(Excerpts from a layout annotation set)

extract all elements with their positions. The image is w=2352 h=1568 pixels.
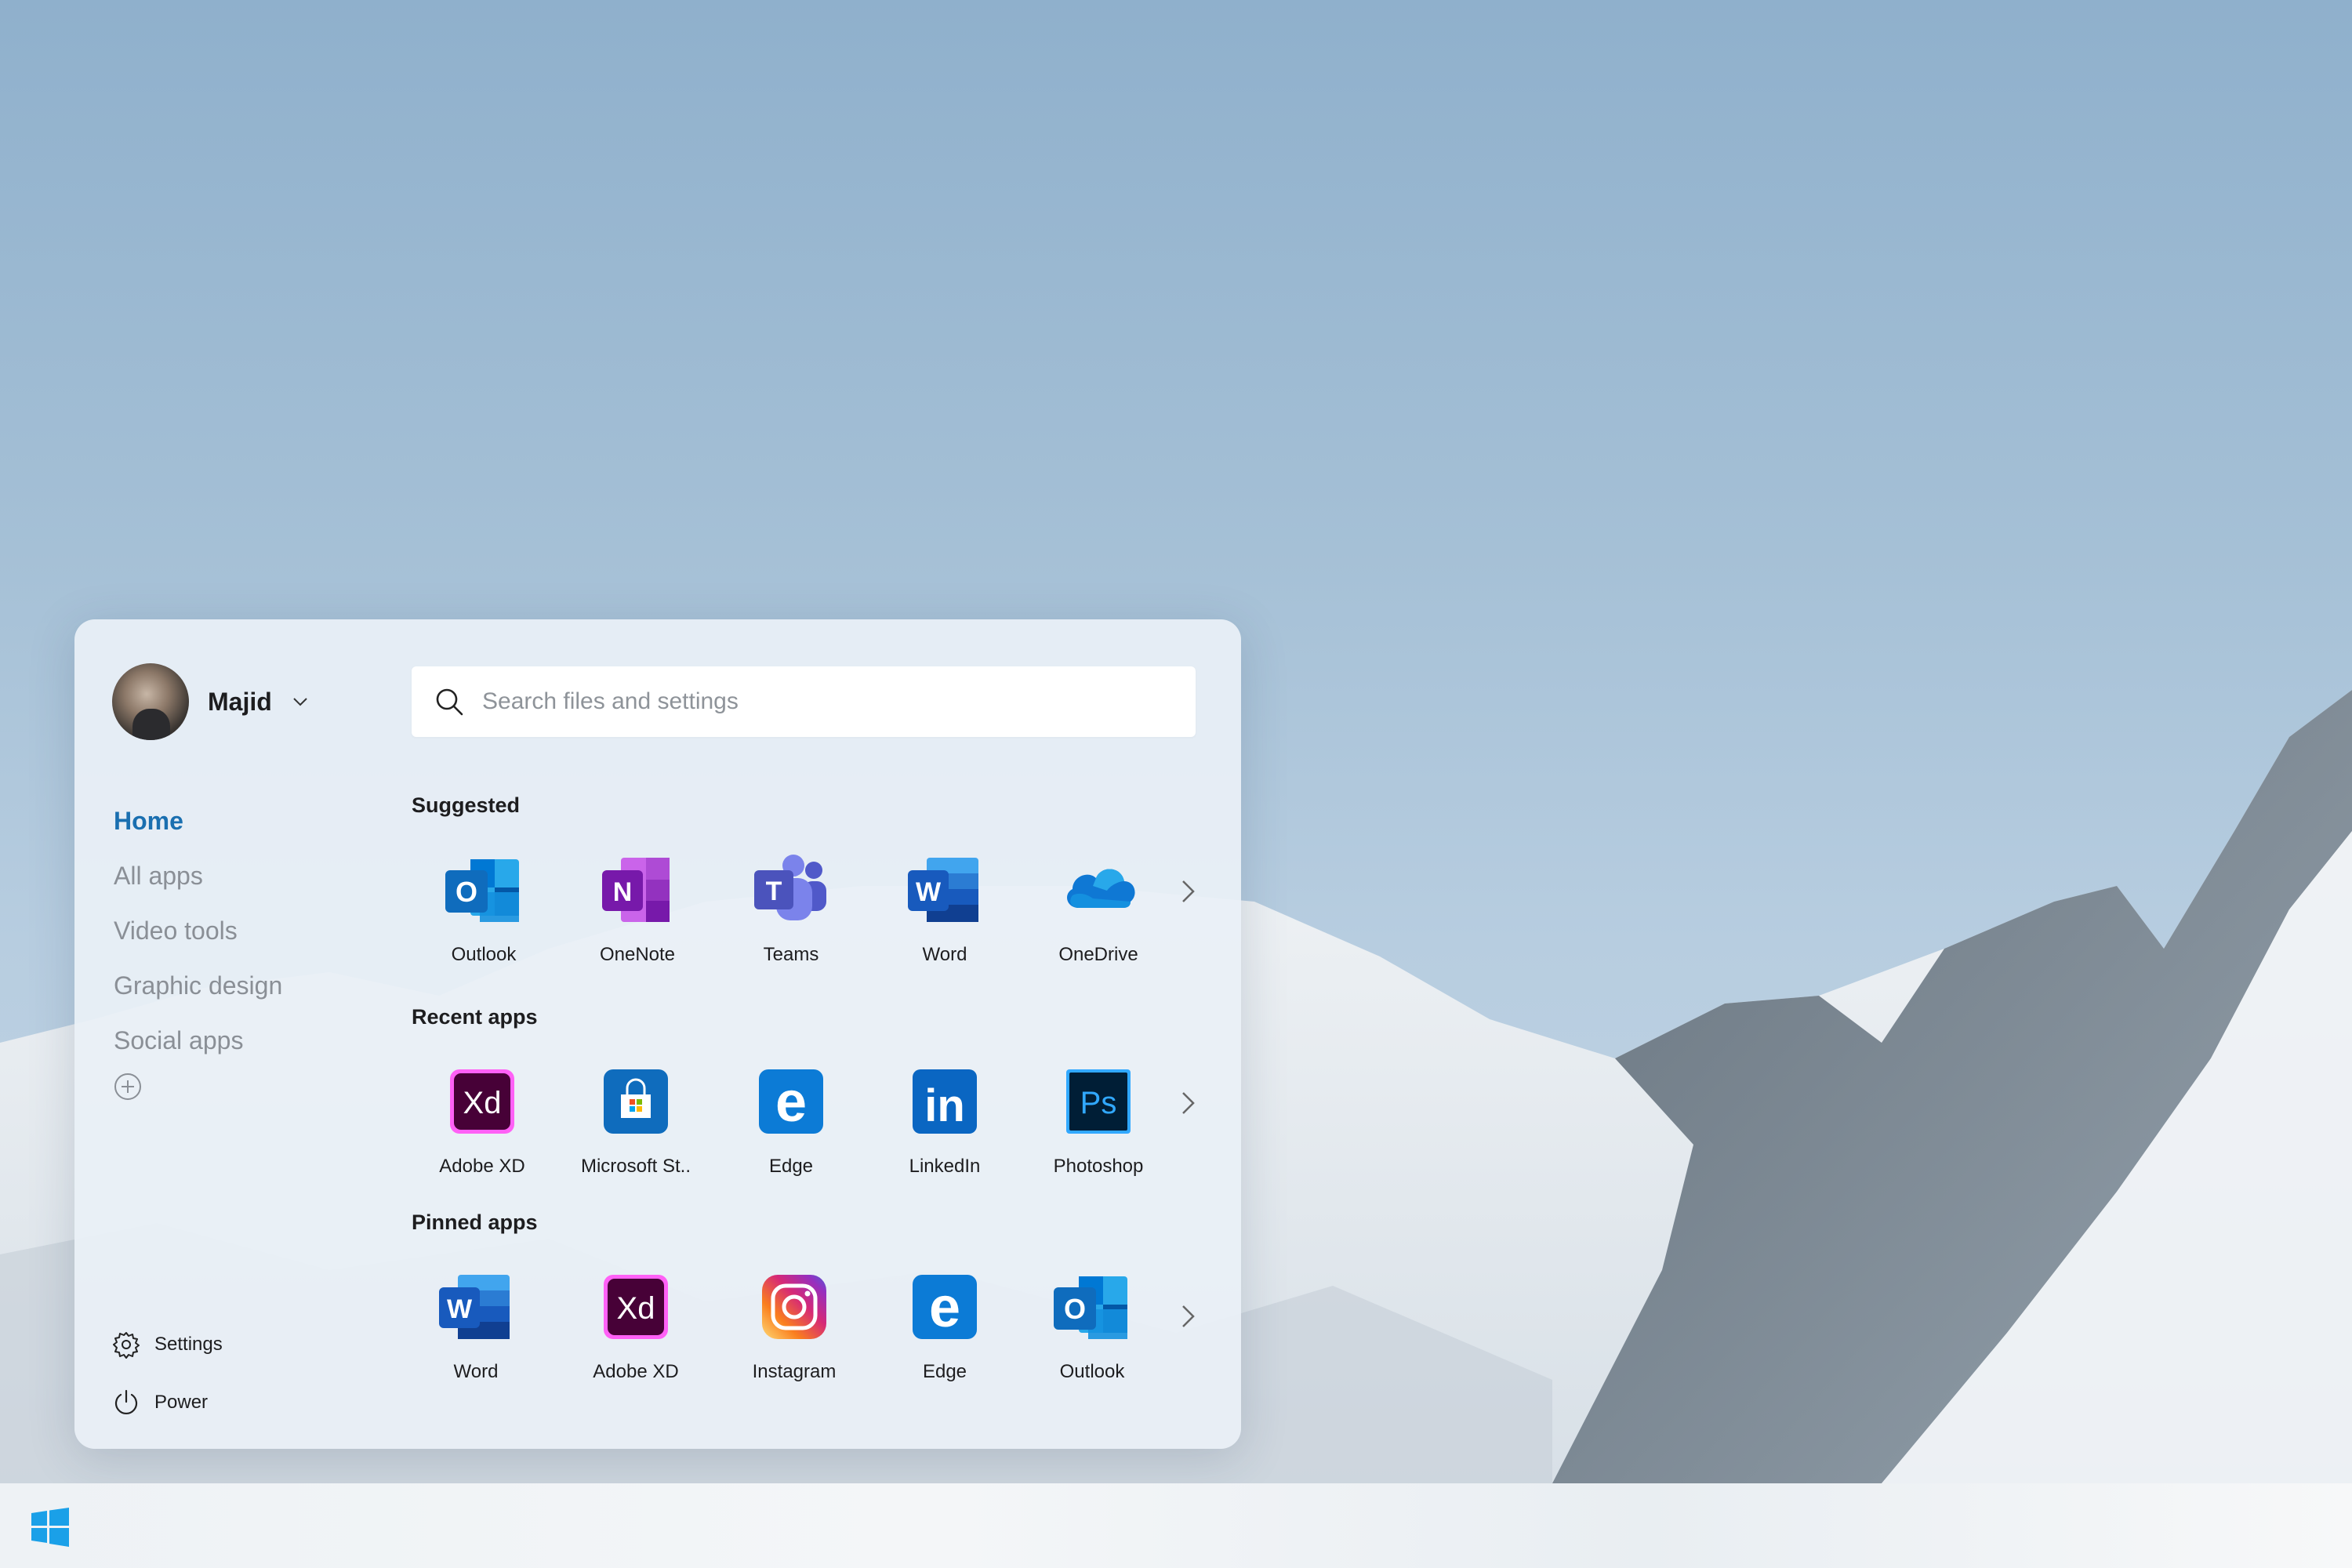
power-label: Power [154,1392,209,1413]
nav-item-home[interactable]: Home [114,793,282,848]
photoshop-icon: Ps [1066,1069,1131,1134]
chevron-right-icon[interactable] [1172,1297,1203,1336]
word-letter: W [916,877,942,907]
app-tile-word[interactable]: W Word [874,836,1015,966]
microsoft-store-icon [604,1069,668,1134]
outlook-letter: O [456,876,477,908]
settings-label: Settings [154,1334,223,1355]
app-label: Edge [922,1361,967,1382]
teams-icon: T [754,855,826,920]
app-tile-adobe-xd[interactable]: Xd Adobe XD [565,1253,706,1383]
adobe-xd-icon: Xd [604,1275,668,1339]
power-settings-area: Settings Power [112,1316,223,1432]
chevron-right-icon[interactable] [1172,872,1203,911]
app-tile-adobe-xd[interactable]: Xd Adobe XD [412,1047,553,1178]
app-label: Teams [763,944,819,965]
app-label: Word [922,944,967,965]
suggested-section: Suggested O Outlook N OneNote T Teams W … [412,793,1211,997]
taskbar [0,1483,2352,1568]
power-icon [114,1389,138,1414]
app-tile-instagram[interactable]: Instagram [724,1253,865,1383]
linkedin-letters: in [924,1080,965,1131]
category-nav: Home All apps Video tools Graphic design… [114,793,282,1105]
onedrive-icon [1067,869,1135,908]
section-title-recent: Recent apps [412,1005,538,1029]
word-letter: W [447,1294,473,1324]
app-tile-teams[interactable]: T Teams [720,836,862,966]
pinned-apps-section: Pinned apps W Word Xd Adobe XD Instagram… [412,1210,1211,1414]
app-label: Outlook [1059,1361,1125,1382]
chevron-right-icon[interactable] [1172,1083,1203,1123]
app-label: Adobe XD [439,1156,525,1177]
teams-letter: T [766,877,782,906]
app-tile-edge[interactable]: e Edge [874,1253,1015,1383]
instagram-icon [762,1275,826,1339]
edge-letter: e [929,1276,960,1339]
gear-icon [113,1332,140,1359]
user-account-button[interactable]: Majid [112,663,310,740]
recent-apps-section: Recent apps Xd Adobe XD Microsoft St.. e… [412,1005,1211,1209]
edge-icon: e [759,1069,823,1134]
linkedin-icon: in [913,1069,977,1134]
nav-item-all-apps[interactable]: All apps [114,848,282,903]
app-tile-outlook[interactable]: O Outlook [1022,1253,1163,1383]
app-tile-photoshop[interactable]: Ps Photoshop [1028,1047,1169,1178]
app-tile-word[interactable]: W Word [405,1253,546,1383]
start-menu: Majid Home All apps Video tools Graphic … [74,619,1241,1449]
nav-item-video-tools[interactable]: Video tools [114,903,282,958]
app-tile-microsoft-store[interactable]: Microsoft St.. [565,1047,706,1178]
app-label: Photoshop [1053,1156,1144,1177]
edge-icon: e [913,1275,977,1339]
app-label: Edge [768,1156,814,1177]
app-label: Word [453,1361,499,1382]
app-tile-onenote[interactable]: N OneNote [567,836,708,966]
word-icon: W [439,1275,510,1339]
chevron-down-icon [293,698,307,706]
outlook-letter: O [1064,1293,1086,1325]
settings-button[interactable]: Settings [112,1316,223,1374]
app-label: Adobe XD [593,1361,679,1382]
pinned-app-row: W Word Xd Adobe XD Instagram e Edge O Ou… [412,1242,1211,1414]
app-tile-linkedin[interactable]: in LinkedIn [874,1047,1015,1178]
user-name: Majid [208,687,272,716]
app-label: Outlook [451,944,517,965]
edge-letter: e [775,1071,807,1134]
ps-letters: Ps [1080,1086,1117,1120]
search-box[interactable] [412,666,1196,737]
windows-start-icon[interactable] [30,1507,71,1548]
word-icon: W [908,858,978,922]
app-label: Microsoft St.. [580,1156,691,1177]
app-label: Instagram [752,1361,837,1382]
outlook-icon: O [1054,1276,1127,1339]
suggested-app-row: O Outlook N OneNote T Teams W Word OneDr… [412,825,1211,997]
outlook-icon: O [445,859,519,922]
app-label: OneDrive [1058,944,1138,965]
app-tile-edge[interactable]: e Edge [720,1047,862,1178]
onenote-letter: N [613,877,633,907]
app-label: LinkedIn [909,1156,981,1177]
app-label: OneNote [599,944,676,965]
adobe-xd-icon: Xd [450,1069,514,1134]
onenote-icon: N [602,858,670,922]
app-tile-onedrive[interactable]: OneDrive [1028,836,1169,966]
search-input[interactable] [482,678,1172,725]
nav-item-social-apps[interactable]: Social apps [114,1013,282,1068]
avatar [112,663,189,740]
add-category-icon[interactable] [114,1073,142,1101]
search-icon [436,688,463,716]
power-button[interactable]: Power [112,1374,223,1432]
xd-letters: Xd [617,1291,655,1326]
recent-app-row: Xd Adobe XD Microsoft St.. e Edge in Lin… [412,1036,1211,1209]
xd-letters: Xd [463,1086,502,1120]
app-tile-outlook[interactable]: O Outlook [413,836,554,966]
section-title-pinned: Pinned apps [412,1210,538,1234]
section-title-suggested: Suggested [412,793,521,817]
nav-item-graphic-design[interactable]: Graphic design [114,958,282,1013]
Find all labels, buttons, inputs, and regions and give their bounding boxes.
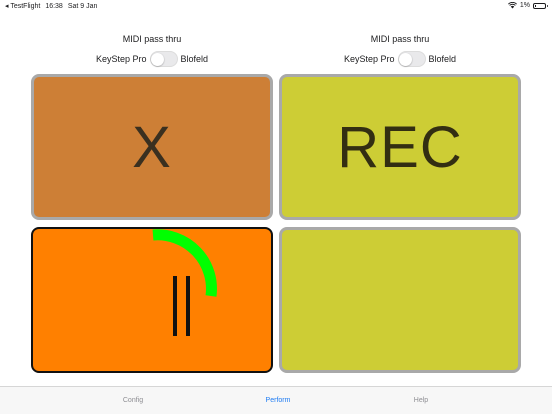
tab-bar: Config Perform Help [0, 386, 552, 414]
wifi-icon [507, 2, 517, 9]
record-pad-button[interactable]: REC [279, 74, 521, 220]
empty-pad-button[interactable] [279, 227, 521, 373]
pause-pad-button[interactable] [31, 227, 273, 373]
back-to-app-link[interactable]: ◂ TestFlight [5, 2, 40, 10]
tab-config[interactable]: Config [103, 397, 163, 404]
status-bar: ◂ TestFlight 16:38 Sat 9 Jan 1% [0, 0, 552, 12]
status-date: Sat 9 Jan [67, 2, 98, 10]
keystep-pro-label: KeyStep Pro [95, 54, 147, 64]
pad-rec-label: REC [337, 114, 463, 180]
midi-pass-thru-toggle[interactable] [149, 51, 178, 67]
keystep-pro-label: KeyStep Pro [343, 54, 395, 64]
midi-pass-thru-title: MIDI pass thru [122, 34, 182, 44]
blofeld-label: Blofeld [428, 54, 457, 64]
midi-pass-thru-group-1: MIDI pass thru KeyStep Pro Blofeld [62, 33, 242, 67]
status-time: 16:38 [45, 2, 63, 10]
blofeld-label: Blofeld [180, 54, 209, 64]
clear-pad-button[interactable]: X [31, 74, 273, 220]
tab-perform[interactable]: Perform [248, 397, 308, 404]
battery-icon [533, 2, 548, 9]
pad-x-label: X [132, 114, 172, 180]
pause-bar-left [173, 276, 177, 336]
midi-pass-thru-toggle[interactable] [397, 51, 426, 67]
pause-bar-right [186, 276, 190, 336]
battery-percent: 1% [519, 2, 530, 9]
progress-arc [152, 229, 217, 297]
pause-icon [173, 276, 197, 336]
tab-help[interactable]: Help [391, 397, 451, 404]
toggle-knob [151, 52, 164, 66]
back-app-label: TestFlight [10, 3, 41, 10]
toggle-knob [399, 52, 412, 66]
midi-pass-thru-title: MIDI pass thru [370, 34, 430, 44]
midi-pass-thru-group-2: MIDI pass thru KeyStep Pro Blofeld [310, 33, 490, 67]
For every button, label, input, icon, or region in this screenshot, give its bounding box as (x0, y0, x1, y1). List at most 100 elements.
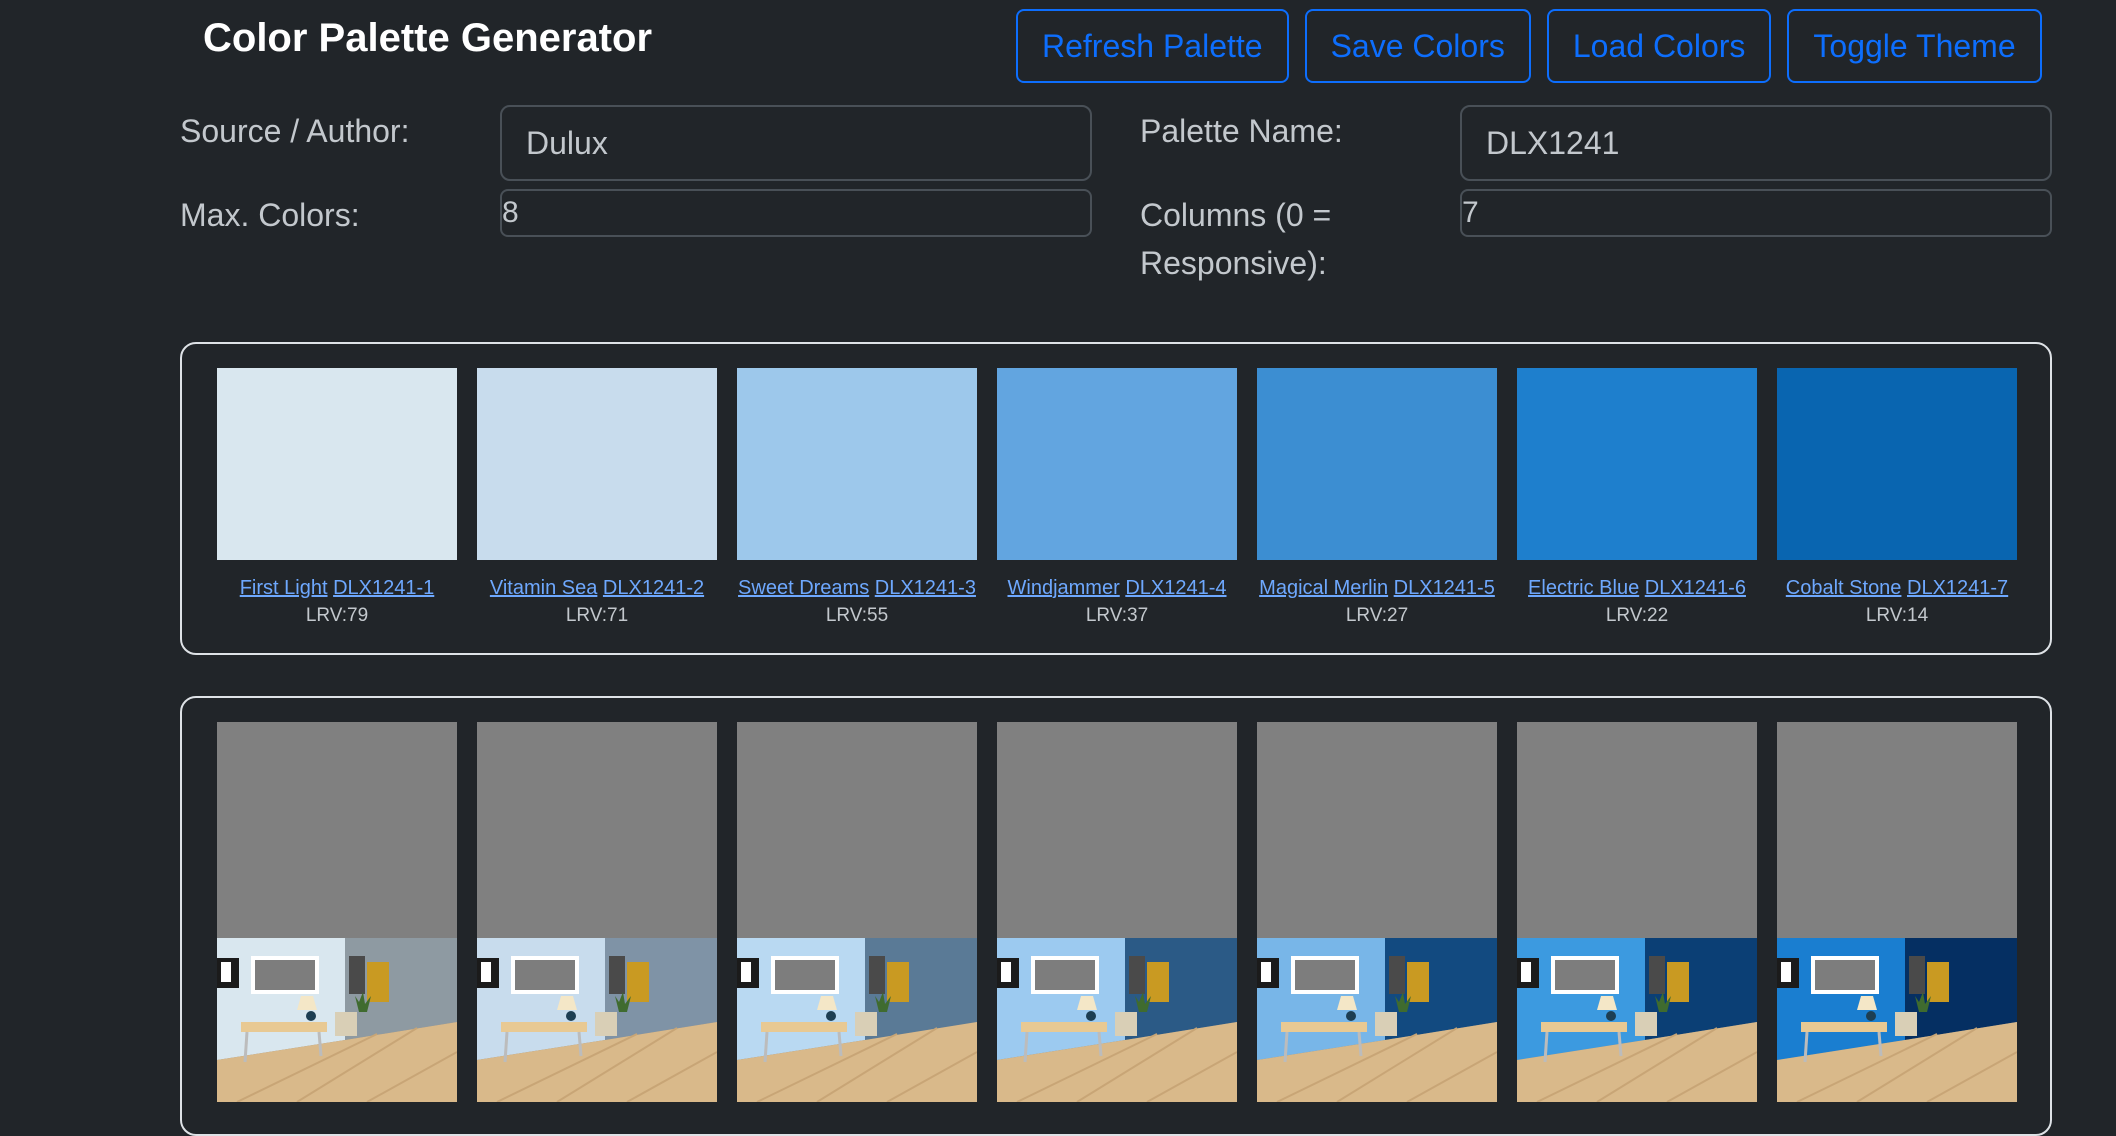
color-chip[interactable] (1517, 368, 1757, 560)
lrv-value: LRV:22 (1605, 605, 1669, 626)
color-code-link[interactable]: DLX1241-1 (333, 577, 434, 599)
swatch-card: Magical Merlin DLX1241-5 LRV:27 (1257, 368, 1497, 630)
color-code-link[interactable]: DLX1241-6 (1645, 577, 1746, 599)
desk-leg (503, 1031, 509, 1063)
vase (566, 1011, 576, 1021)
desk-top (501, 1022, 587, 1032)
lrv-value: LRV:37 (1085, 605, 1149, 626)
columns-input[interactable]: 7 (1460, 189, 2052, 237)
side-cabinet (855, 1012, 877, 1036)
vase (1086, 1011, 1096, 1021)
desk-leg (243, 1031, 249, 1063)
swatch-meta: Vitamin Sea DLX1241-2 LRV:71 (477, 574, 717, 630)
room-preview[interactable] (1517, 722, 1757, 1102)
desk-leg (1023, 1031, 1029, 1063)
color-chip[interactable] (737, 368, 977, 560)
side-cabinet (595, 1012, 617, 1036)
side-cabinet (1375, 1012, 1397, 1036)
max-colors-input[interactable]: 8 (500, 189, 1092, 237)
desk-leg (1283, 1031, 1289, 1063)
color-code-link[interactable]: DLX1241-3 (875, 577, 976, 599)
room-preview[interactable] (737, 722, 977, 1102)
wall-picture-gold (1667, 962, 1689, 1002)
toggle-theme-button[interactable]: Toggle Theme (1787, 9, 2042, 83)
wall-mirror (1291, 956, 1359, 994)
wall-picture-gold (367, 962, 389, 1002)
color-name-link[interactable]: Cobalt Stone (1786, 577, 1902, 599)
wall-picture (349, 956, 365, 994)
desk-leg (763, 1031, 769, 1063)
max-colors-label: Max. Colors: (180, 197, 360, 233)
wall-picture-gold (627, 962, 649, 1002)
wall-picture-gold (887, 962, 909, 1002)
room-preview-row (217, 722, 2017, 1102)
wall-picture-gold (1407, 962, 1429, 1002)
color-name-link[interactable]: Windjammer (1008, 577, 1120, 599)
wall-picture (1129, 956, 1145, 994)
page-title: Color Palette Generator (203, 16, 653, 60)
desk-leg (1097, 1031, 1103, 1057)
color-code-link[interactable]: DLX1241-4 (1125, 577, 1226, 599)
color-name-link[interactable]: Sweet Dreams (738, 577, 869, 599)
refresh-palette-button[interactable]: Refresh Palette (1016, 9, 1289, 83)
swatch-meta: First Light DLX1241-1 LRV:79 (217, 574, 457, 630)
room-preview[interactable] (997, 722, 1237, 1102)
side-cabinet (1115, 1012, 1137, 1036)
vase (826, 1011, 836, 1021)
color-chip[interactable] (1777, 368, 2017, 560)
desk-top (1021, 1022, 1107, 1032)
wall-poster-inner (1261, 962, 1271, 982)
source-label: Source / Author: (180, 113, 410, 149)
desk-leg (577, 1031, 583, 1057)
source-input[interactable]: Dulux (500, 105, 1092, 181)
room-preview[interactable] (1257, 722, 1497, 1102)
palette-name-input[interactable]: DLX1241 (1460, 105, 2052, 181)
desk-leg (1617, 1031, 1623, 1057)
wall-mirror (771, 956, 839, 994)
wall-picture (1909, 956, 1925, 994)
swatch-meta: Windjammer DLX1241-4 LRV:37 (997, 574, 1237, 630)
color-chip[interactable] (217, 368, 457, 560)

> [Problem]
Copy the lines of the records above, from the line containing "color-chip[interactable] (1517, 368, 1757, 560)" through the line containing "wall-picture-gold (887, 962, 909, 1002)", with both of those lines included.

> [Solution for this problem]
color-chip[interactable] (1517, 368, 1757, 560)
lrv-value: LRV:22 (1605, 605, 1669, 626)
color-code-link[interactable]: DLX1241-1 (333, 577, 434, 599)
swatch-card: Magical Merlin DLX1241-5 LRV:27 (1257, 368, 1497, 630)
color-code-link[interactable]: DLX1241-6 (1645, 577, 1746, 599)
desk-leg (503, 1031, 509, 1063)
vase (566, 1011, 576, 1021)
desk-top (501, 1022, 587, 1032)
lrv-value: LRV:37 (1085, 605, 1149, 626)
columns-input[interactable]: 7 (1460, 189, 2052, 237)
side-cabinet (855, 1012, 877, 1036)
vase (1086, 1011, 1096, 1021)
desk-leg (243, 1031, 249, 1063)
swatch-meta: Vitamin Sea DLX1241-2 LRV:71 (477, 574, 717, 630)
room-preview[interactable] (1517, 722, 1757, 1102)
desk-leg (1023, 1031, 1029, 1063)
color-chip[interactable] (737, 368, 977, 560)
side-cabinet (595, 1012, 617, 1036)
side-cabinet (1375, 1012, 1397, 1036)
max-colors-input[interactable]: 8 (500, 189, 1092, 237)
desk-leg (1283, 1031, 1289, 1063)
color-code-link[interactable]: DLX1241-3 (875, 577, 976, 599)
room-preview[interactable] (737, 722, 977, 1102)
wall-picture-gold (1667, 962, 1689, 1002)
toggle-theme-button[interactable]: Toggle Theme (1787, 9, 2042, 83)
wall-mirror (1291, 956, 1359, 994)
wall-picture-gold (367, 962, 389, 1002)
color-name-link[interactable]: Cobalt Stone (1786, 577, 1902, 599)
wall-picture (349, 956, 365, 994)
desk-leg (763, 1031, 769, 1063)
max-colors-label: Max. Colors: (180, 197, 360, 233)
wall-picture-gold (627, 962, 649, 1002)
wall-picture-gold (887, 962, 909, 1002)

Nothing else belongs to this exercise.